**EXERCISE TASK**
In the data below, find each line containing the string "可以记作" and return it.

[BEGIN TASK INPUT]

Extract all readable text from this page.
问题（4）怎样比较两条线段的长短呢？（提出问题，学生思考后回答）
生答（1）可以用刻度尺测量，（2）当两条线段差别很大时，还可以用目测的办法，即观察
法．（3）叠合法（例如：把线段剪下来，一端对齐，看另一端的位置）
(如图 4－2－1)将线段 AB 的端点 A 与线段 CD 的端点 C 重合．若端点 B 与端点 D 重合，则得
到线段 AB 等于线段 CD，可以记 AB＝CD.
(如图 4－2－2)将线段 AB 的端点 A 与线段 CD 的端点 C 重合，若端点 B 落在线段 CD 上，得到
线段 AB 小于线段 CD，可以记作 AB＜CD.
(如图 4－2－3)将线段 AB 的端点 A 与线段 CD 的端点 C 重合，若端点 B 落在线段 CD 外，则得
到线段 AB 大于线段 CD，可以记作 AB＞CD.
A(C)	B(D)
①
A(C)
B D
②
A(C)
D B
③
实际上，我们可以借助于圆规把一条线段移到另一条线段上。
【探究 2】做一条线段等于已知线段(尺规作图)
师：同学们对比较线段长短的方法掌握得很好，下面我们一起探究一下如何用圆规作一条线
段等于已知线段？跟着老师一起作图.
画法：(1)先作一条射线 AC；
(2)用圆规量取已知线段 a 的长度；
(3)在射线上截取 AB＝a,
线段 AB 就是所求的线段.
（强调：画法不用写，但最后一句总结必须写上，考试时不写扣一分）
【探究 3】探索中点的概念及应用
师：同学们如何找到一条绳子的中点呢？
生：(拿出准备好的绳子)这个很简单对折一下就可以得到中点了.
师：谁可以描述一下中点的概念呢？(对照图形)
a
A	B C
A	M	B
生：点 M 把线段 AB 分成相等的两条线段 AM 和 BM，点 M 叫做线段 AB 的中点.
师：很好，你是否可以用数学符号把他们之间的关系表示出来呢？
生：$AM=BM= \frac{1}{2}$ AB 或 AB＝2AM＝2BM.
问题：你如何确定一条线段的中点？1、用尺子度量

[END TASK INPUT]
[BEGIN TASK INPUT]

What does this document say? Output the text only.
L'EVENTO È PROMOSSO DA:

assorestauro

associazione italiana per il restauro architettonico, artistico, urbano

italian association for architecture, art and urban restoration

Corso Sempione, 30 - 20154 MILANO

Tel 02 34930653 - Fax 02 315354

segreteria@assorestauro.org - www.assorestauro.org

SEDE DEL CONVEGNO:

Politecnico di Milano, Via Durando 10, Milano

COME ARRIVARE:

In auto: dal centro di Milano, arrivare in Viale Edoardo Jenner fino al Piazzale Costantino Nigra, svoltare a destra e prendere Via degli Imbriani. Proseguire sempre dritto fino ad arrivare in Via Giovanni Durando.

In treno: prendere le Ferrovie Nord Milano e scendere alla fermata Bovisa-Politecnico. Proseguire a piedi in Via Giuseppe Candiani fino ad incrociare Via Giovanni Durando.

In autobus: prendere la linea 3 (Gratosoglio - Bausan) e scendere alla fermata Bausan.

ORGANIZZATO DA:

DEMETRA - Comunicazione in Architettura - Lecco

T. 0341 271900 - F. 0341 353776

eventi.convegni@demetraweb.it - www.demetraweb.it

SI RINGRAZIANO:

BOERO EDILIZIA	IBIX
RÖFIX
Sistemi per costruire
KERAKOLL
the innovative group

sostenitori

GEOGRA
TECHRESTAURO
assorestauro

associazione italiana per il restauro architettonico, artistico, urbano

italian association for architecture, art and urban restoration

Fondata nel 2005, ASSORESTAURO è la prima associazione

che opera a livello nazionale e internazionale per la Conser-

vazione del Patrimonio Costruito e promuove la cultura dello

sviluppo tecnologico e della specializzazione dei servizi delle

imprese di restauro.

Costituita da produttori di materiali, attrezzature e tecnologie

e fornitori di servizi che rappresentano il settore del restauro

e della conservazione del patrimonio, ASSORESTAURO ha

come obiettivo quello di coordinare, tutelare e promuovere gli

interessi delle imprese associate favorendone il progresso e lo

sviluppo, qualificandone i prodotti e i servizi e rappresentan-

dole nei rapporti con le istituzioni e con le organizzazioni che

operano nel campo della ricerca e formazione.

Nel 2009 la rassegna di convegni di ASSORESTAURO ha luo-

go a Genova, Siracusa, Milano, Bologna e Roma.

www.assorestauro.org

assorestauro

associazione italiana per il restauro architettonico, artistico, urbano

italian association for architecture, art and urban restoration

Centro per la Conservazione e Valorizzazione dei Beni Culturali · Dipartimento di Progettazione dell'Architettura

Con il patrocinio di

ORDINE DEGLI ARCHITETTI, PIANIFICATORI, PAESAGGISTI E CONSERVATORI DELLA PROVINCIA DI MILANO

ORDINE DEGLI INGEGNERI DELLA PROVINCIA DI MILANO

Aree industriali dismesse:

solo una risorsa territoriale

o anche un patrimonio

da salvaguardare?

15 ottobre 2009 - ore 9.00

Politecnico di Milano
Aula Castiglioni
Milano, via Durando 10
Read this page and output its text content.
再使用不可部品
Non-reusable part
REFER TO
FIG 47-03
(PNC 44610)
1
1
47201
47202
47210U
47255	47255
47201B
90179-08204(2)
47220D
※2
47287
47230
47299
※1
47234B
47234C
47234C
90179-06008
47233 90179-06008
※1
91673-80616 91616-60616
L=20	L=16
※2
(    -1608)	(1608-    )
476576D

[END TASK INPUT]

**REPLY TO THE TASK**
线段 AB 小于线段 CD，可以记作 AB＜CD.
到线段 AB 大于线段 CD，可以记作 AB＞CD.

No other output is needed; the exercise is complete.